◆ **Supplied material**

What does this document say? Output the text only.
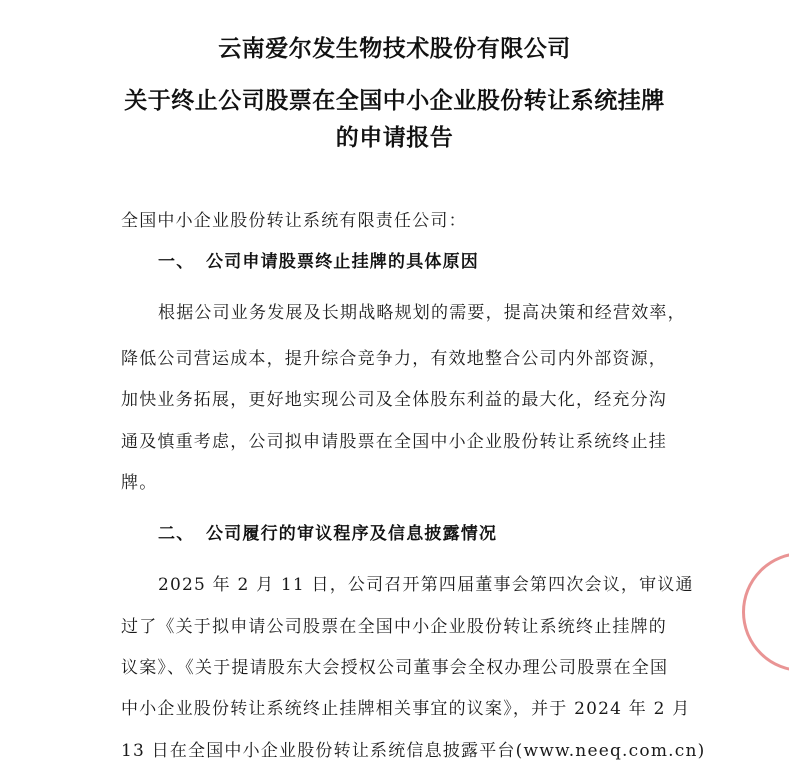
云南爱尔发生物技术股份有限公司
关于终止公司股票在全国中小企业股份转让系统挂牌
的申请报告
全国中小企业股份转让系统有限责任公司：
一、 公司申请股票终止挂牌的具体原因
根据公司业务发展及长期战略规划的需要，提高决策和经营效率，
降低公司营运成本，提升综合竞争力，有效地整合公司内外部资源，
加快业务拓展，更好地实现公司及全体股东利益的最大化，经充分沟
通及慎重考虑，公司拟申请股票在全国中小企业股份转让系统终止挂
牌。
二、 公司履行的审议程序及信息披露情况
2025 年 2 月 11 日，公司召开第四届董事会第四次会议，审议通
过了《关于拟申请公司股票在全国中小企业股份转让系统终止挂牌的
议案》、《关于提请股东大会授权公司董事会全权办理公司股票在全国
中小企业股份转让系统终止挂牌相关事宜的议案》，并于 2024 年 2 月
13 日在全国中小企业股份转让系统信息披露平台(www.neeq.com.cn)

◆ **What is asked**
Every record gets retyped exactly; no picture goes into the copy.

◆ **Written response**
What does this document say? Output the text only.
云南爱尔发生物技术股份有限公司
关于终止公司股票在全国中小企业股份转让系统挂牌
的申请报告
全国中小企业股份转让系统有限责任公司：
一、 公司申请股票终止挂牌的具体原因
根据公司业务发展及长期战略规划的需要，提高决策和经营效率，
降低公司营运成本，提升综合竞争力，有效地整合公司内外部资源，
加快业务拓展，更好地实现公司及全体股东利益的最大化，经充分沟
通及慎重考虑，公司拟申请股票在全国中小企业股份转让系统终止挂
牌。
二、 公司履行的审议程序及信息披露情况
2025 年 2 月 11 日，公司召开第四届董事会第四次会议，审议通
过了《关于拟申请公司股票在全国中小企业股份转让系统终止挂牌的
议案》、《关于提请股东大会授权公司董事会全权办理公司股票在全国
中小企业股份转让系统终止挂牌相关事宜的议案》，并于 2024 年 2 月
13 日在全国中小企业股份转让系统信息披露平台(www.neeq.com.cn)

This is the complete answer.